## START

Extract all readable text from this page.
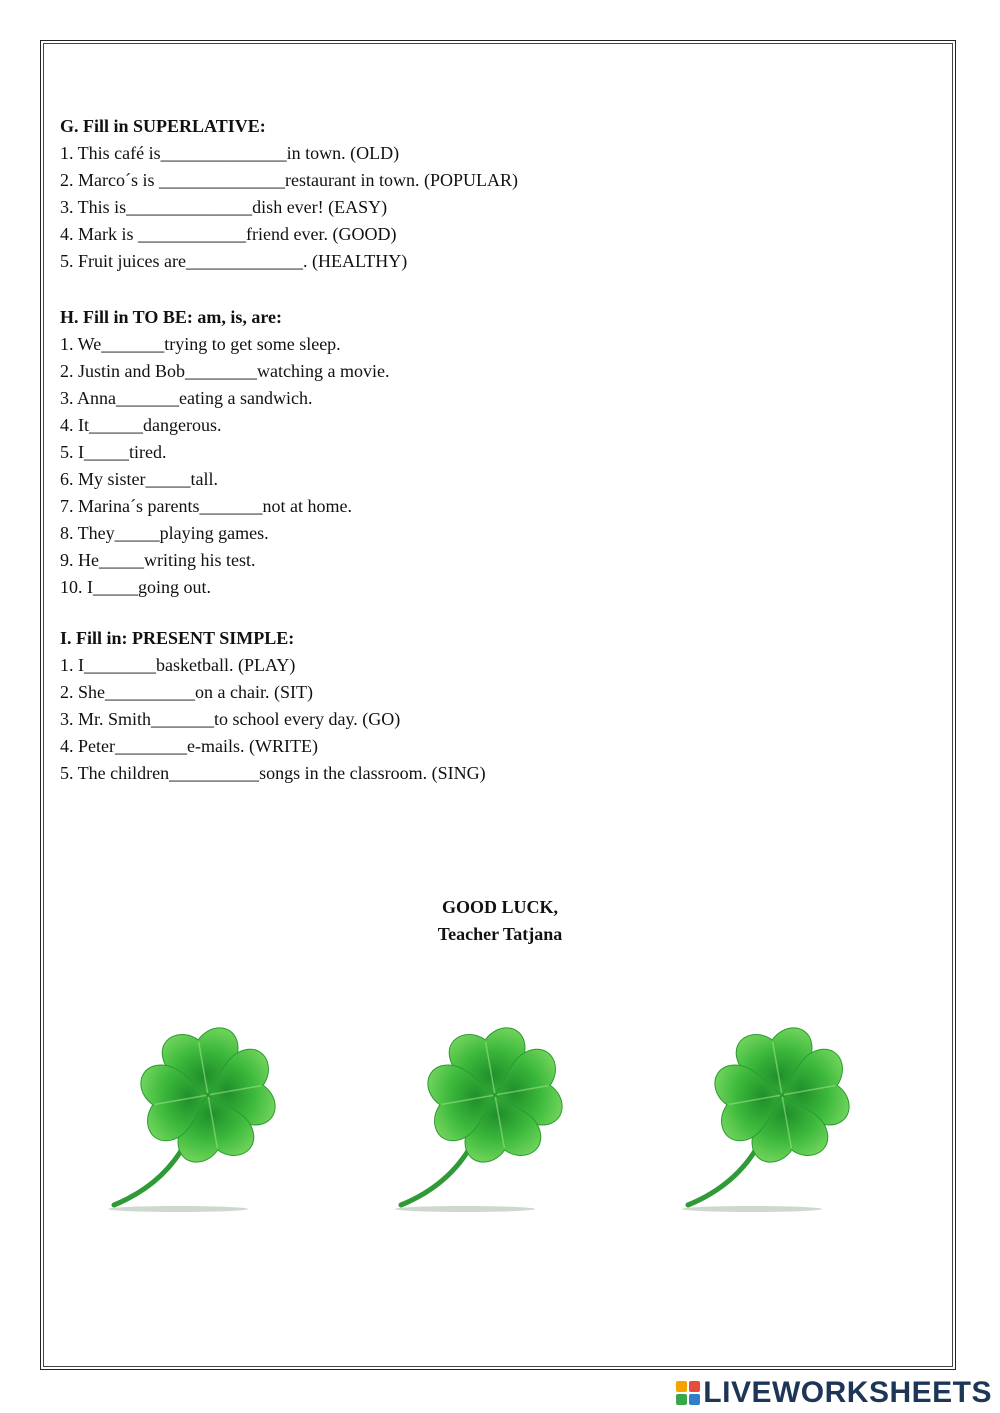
G. Fill in SUPERLATIVE:

1. This café is______________in town. (OLD)

2. Marco´s is ______________restaurant in town. (POPULAR)

3. This is______________dish ever! (EASY)

4. Mark is ____________friend ever. (GOOD)

5. Fruit juices are_____________. (HEALTHY)

H. Fill in TO BE: am, is, are:

1. We_______trying to get some sleep.

2. Justin and Bob________watching a movie.

3. Anna_______eating a sandwich.

4. It______dangerous.

5. I_____tired.

6. My sister_____tall.

7. Marina´s parents_______not at home.

8. They_____playing games.

9. He_____writing his test.

10. I_____going out.

I. Fill in: PRESENT SIMPLE:

1. I________basketball. (PLAY)

2. She__________on a chair. (SIT)

3. Mr. Smith_______to school every day. (GO)

4. Peter________e-mails. (WRITE)

5. The children__________songs in the classroom. (SING)

GOOD LUCK,
Teacher Tatjana
LIVEWORKSHEETS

## END

| Required work |
Write the listing out a second time exactly, dropping all images.

| Task answer |
Extract all readable text from this page.
G. Fill in SUPERLATIVE:

1. This café is______________in town. (OLD)

2. Marco´s is ______________restaurant in town. (POPULAR)

3. This is______________dish ever! (EASY)

4. Mark is ____________friend ever. (GOOD)

5. Fruit juices are_____________. (HEALTHY)

H. Fill in TO BE: am, is, are:

1. We_______trying to get some sleep.

2. Justin and Bob________watching a movie.

3. Anna_______eating a sandwich.

4. It______dangerous.

5. I_____tired.

6. My sister_____tall.

7. Marina´s parents_______not at home.

8. They_____playing games.

9. He_____writing his test.

10. I_____going out.

I. Fill in: PRESENT SIMPLE:

1. I________basketball. (PLAY)

2. She__________on a chair. (SIT)

3. Mr. Smith_______to school every day. (GO)

4. Peter________e-mails. (WRITE)

5. The children__________songs in the classroom. (SING)

GOOD LUCK,
Teacher Tatjana
LIVEWORKSHEETS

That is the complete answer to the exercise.